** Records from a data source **

++++++++

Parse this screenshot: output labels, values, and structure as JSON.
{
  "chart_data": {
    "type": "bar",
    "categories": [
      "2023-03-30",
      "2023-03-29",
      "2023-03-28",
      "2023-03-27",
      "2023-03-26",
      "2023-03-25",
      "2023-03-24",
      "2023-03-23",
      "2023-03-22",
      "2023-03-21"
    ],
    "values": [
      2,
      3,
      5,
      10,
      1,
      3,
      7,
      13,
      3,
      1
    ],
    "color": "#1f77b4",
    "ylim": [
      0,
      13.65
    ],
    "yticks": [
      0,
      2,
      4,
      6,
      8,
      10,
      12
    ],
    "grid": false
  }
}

++++++++

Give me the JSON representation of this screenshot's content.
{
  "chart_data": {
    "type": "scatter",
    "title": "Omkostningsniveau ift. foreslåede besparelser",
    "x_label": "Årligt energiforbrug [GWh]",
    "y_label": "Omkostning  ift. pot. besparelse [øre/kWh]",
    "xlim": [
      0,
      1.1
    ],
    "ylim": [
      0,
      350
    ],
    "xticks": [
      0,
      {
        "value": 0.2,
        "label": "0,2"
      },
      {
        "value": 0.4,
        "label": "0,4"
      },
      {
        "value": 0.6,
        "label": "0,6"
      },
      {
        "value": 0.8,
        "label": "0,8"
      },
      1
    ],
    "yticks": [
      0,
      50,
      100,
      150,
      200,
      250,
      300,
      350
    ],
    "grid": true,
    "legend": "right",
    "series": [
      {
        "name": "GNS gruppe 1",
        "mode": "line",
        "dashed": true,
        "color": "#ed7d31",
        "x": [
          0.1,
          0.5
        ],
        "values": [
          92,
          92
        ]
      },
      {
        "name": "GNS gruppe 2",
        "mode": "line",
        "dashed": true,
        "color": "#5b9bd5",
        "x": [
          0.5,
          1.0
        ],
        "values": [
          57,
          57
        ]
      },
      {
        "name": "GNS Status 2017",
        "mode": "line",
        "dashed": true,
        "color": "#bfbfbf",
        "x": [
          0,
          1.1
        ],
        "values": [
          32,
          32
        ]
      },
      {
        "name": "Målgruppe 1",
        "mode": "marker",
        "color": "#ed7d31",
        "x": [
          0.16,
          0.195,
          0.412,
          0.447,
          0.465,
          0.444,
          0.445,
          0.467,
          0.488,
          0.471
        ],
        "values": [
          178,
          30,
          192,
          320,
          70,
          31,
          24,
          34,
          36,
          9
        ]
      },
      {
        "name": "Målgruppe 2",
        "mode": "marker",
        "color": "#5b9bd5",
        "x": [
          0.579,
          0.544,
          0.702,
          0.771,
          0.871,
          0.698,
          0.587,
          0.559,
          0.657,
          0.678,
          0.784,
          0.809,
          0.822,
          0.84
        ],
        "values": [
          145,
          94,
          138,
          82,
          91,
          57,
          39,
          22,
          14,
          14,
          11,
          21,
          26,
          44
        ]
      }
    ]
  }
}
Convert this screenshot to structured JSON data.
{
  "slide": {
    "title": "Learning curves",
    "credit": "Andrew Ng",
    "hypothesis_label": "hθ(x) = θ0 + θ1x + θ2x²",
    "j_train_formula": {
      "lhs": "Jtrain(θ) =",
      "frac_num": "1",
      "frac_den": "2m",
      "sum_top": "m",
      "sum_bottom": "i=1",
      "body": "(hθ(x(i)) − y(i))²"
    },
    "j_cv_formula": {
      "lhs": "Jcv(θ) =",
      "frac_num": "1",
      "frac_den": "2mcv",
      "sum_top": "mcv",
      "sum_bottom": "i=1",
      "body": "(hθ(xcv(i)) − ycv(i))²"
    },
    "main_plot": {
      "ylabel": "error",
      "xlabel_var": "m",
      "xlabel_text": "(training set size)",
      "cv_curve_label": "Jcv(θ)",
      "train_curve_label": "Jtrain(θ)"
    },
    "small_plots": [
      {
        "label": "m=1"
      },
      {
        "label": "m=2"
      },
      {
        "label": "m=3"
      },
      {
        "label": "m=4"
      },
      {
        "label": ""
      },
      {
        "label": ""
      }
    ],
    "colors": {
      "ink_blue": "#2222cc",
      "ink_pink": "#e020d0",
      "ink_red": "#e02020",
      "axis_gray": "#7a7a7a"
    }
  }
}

++++++++

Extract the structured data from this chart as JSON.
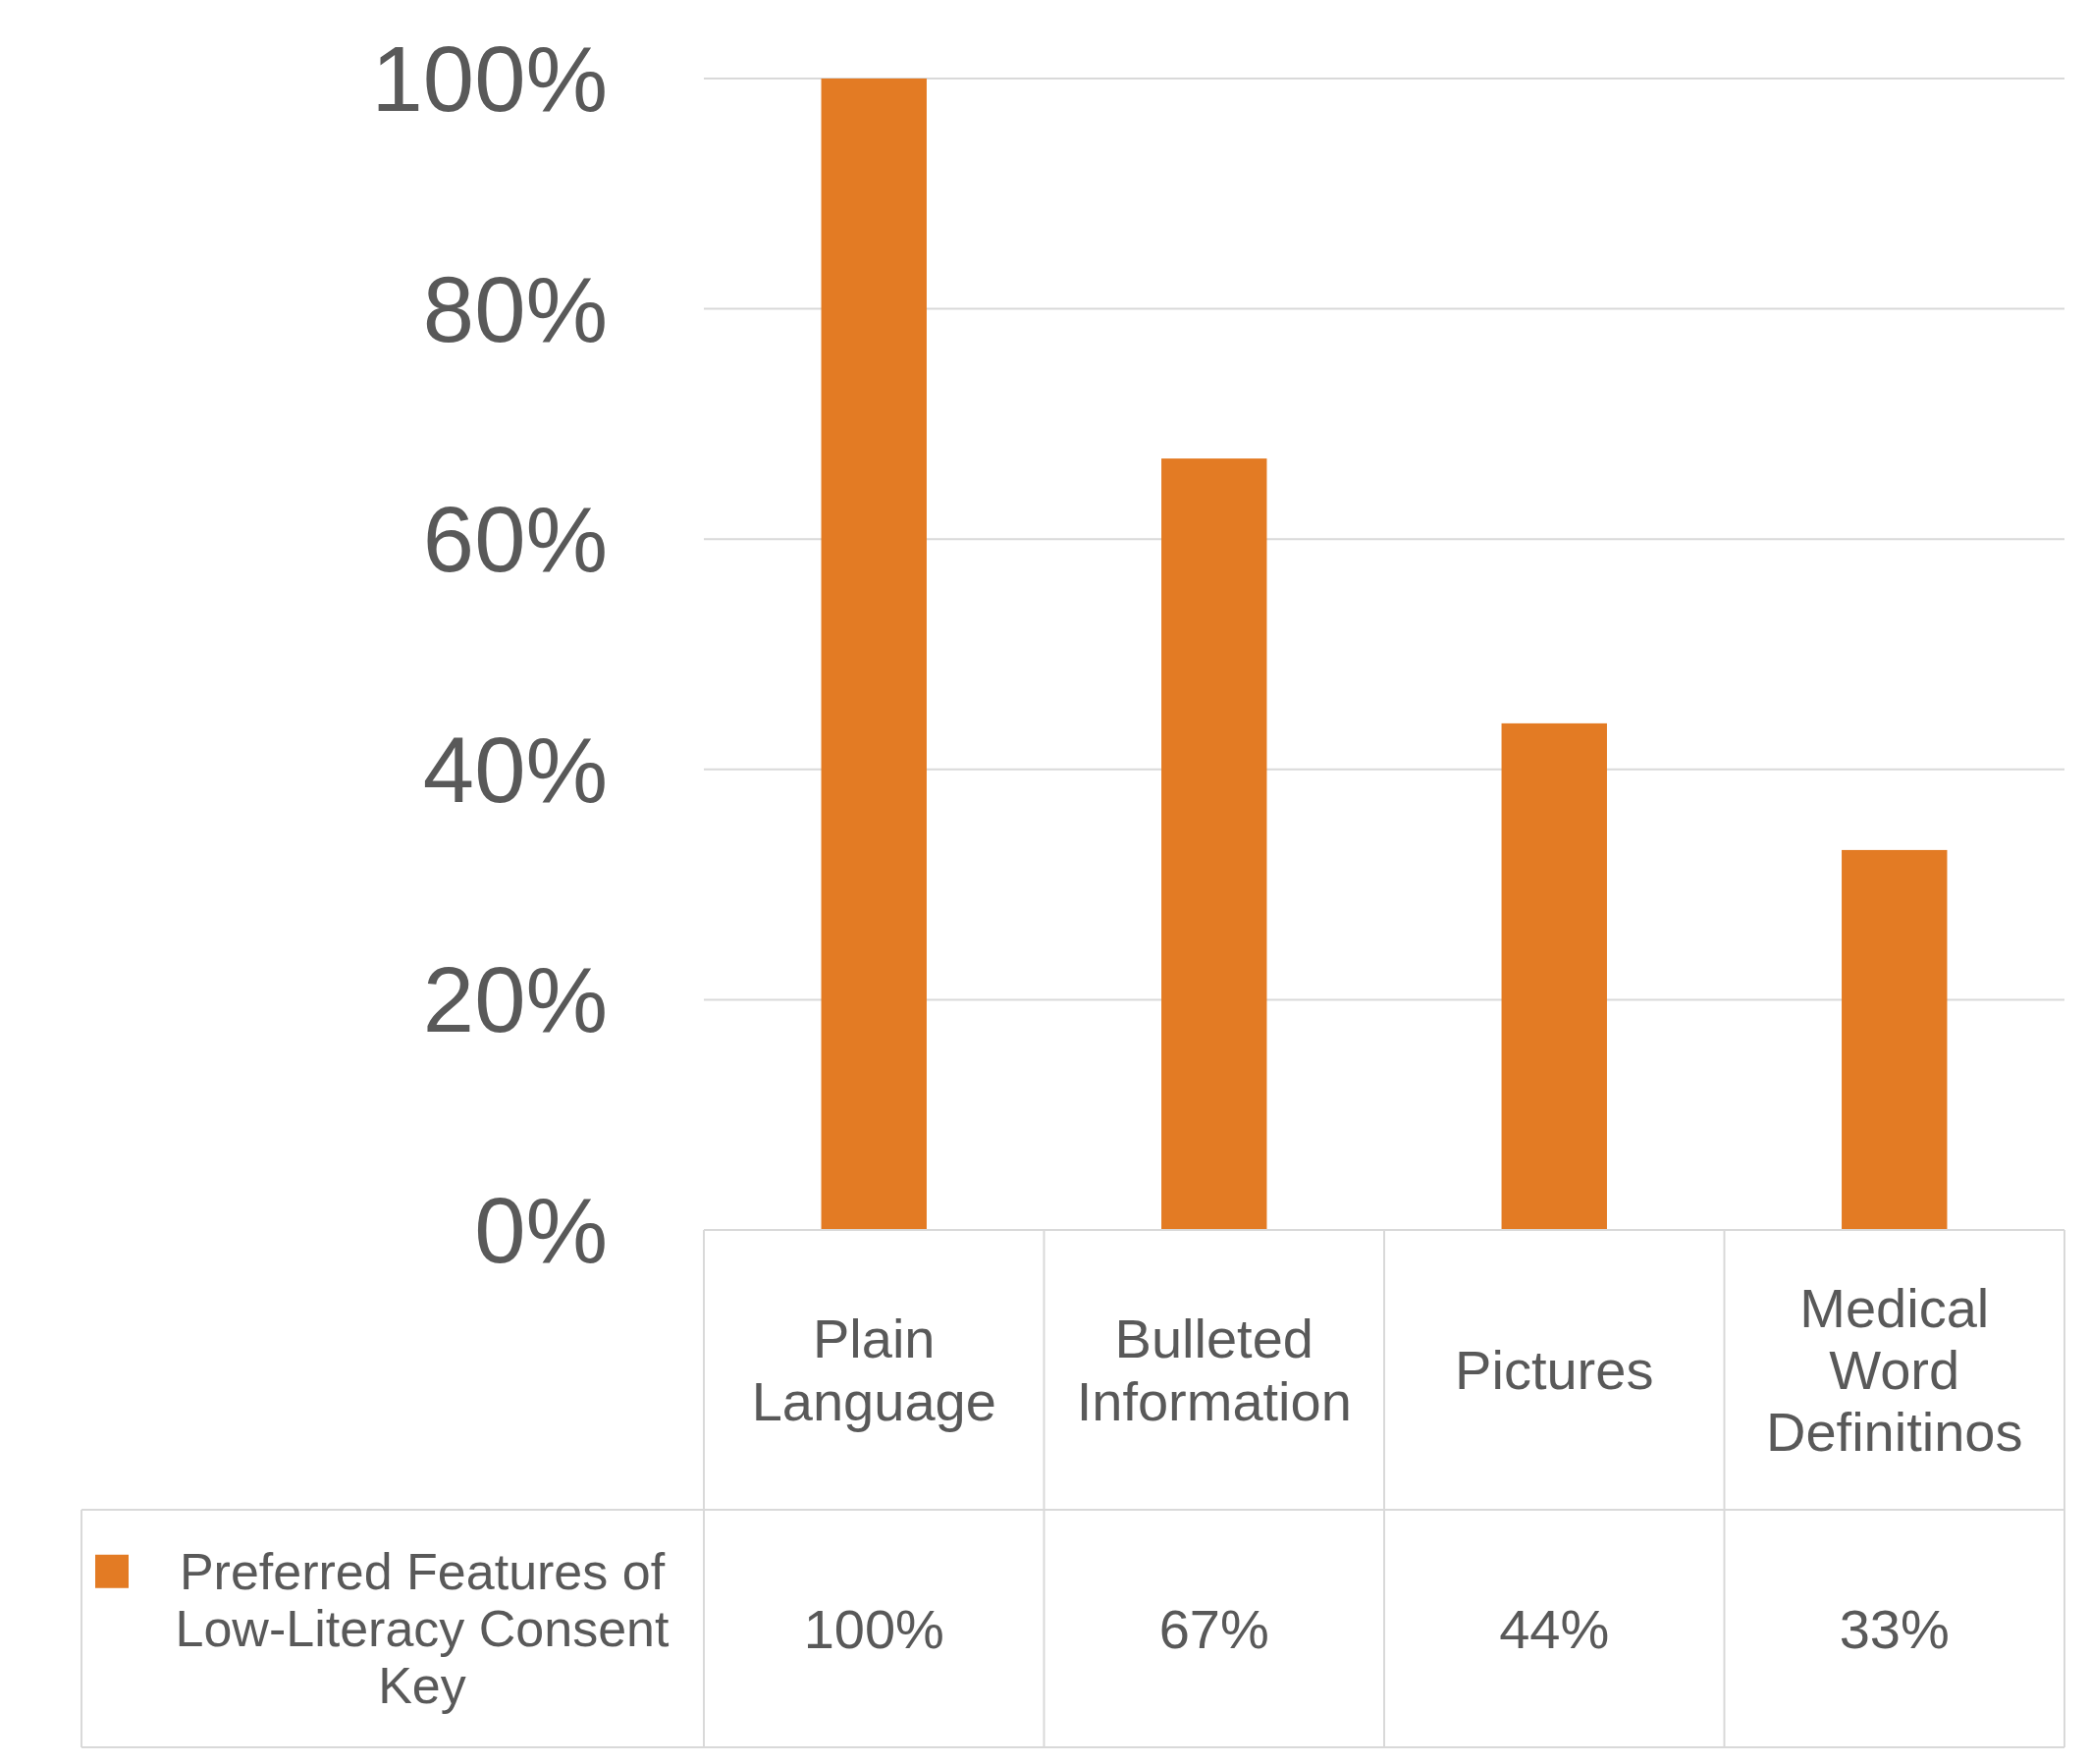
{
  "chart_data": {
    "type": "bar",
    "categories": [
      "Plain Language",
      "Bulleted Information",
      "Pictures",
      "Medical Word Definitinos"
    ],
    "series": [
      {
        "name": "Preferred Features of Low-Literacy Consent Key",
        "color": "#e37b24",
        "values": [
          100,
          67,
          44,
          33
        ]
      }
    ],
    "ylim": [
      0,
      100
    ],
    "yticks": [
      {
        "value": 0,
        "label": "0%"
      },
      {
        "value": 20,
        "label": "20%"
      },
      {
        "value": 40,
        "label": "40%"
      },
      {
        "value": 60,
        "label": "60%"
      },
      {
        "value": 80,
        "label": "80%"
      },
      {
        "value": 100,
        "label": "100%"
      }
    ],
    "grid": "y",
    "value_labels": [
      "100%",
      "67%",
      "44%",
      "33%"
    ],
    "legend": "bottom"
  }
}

++++++++

** What is expected **
Which lines above contain "name"? Show each of them.

** Problem solution **
        "name": "GNS gruppe 1",
        "name": "GNS gruppe 2",
        "name": "GNS Status 2017",
        "name": "Målgruppe 1",
        "name": "Målgruppe 2",
        "name": "Preferred Features of Low-Literacy Consent Key",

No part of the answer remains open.